→ **Passage shown**:

↓

Bhala Thandanana is a 2022 Indian Telugu-language action-thriller film directed by Chaitanya Dantluri. The film is produced by Rajani Korrapati under the banner Vaaraahi Chalana Chitram. Featuring Sree Vishnu, Catherine Tresa and Ramachandra Raju in primary roles, the film was released on 6 May 2022.

The film is edited by Marthand K. Venkatesh and the soundtrack is composed by Mani Sharma.

Plot 
Chandu (Sree Vishnu) works as an accountant in an orphanage where he meets investigative journalist Sasirekha (Catherine). Sasirekha is trying to crack a series of cold-blooded murders of people who work for Anand Bali (Garuda Ram).

↑

→ **Material supplied**:

↓

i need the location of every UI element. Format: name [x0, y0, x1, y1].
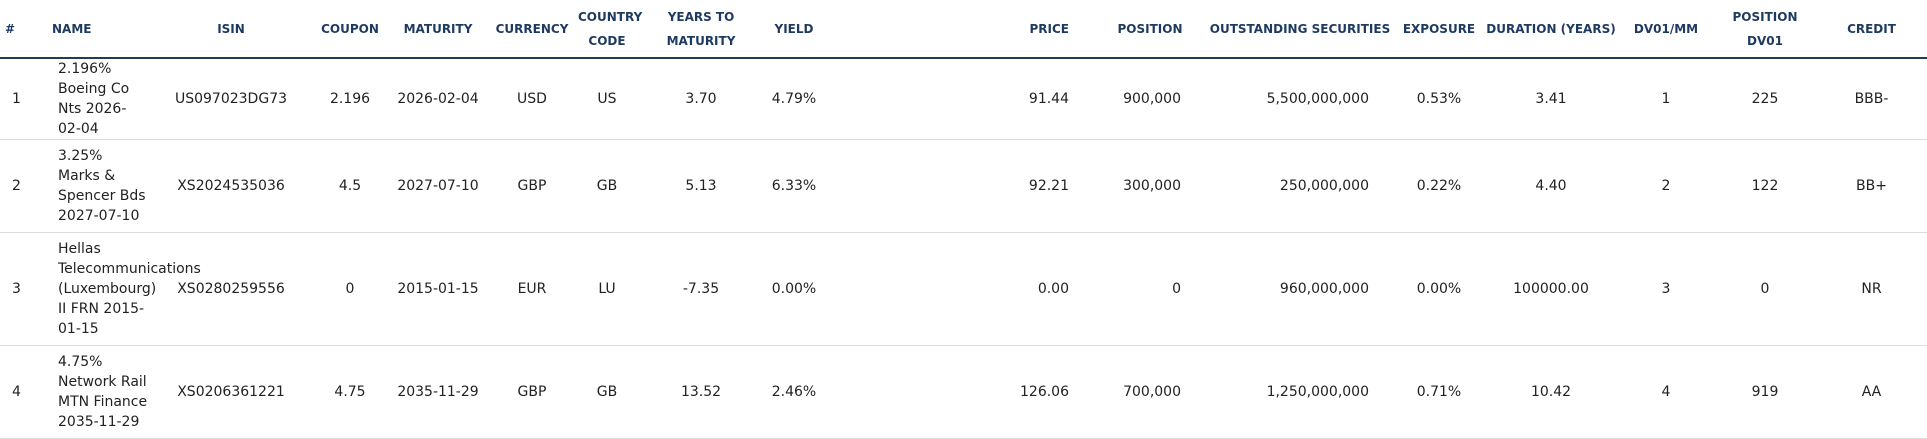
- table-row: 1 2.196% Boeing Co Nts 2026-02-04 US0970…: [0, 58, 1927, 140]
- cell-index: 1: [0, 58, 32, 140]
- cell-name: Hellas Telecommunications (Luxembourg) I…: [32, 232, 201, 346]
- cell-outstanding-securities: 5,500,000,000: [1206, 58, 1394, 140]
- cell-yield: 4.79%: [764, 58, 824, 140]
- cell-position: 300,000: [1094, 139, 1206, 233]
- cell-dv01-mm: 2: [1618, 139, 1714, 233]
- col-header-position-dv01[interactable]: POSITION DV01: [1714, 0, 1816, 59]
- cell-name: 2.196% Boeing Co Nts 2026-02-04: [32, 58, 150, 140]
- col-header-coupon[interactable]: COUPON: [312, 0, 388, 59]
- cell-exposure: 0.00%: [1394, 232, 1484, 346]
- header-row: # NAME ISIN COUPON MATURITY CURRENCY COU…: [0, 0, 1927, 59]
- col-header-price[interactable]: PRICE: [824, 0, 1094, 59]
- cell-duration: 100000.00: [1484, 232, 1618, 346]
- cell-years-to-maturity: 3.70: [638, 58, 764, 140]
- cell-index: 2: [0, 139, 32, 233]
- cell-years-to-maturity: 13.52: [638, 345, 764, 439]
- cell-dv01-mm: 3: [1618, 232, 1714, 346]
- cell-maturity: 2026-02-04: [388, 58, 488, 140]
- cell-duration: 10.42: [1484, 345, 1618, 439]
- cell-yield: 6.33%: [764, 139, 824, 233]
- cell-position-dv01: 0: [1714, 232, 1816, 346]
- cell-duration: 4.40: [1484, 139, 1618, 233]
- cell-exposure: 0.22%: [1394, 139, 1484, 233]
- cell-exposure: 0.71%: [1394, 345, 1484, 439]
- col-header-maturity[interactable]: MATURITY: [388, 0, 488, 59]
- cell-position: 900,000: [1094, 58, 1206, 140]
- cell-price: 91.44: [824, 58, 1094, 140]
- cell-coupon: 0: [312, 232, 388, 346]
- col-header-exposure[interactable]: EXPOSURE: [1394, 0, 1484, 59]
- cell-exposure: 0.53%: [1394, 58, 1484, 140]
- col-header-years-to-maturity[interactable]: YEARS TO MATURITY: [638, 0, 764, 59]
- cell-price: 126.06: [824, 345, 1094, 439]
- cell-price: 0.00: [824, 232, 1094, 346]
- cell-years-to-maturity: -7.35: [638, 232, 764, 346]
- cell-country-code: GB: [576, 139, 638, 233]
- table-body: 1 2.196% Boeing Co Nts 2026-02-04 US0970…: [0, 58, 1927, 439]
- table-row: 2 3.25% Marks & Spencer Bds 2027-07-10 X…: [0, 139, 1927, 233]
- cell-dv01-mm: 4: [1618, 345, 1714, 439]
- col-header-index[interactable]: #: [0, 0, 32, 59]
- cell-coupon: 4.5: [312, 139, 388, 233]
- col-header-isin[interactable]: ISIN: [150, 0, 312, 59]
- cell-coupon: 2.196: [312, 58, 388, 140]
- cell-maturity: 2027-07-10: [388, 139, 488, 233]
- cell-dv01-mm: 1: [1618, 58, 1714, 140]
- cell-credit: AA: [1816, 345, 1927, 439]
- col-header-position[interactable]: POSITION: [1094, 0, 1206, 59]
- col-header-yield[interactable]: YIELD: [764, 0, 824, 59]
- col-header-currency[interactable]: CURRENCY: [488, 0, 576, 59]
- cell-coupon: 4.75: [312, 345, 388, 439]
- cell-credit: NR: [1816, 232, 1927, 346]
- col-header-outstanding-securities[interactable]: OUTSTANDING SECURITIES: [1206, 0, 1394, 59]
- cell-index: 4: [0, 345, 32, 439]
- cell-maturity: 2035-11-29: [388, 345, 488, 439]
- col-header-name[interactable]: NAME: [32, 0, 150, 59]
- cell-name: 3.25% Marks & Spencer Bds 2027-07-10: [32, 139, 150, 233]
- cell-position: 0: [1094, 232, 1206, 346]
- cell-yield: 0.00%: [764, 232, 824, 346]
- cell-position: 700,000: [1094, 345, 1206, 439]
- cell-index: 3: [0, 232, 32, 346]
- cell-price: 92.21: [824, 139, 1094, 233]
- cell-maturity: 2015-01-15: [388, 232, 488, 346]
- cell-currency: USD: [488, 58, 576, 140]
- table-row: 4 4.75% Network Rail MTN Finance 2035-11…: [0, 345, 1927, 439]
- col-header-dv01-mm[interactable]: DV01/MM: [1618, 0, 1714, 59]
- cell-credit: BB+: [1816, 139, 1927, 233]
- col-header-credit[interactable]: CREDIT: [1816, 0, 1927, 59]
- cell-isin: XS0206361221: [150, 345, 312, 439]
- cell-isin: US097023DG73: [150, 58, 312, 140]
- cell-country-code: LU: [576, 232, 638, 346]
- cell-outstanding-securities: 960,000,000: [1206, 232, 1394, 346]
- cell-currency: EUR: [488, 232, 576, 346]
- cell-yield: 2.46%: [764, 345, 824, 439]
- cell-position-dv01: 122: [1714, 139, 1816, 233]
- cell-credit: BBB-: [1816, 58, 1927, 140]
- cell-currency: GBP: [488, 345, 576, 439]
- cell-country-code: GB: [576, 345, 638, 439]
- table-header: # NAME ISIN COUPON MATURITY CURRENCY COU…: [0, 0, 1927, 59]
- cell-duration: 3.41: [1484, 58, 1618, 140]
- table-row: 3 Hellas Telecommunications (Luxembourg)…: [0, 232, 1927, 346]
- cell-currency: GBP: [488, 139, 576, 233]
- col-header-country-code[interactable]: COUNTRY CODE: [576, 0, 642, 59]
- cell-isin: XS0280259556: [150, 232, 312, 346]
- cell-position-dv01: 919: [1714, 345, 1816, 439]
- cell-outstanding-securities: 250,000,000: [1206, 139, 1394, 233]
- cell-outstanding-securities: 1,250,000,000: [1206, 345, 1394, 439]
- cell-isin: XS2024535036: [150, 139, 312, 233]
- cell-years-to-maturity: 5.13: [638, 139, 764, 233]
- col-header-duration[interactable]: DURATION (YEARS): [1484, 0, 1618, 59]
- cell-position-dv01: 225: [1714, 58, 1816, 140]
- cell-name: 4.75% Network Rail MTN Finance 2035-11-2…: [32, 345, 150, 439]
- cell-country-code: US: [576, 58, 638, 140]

↑
↓

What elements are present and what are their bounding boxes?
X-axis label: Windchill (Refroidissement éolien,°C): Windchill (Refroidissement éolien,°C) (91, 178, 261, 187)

↑

→ **What to do**:
1. Please copy the whole Bhala Thandanana passage word for word.
2. In the records, write out unchanged the lines from the line with "What elements are" up to and including the line with "X-axis label: Windchill".

→ **Task-by-task outputs**:
1.
Bhala Thandanana is a 2022 Indian Telugu-language action-thriller film directed by Chaitanya Dantluri. The film is produced by Rajani Korrapati under the banner Vaaraahi Chalana Chitram. Featuring Sree Vishnu, Catherine Tresa and Ramachandra Raju in primary roles, the film was released on 6 May 2022.

The film is edited by Marthand K. Venkatesh and the soundtrack is composed by Mani Sharma.

Plot 
Chandu (Sree Vishnu) works as an accountant in an orphanage where he meets investigative journalist Sasirekha (Catherine). Sasirekha is trying to crack a series of cold-blooded murders of people who work for Anand Bali (Garuda Ram).

2.
What elements are present and what are their bounding boxes?
X-axis label: Windchill (Refroidissement éolien,°C): Windchill (Refroidissement éolien,°C) (91, 178, 261, 187)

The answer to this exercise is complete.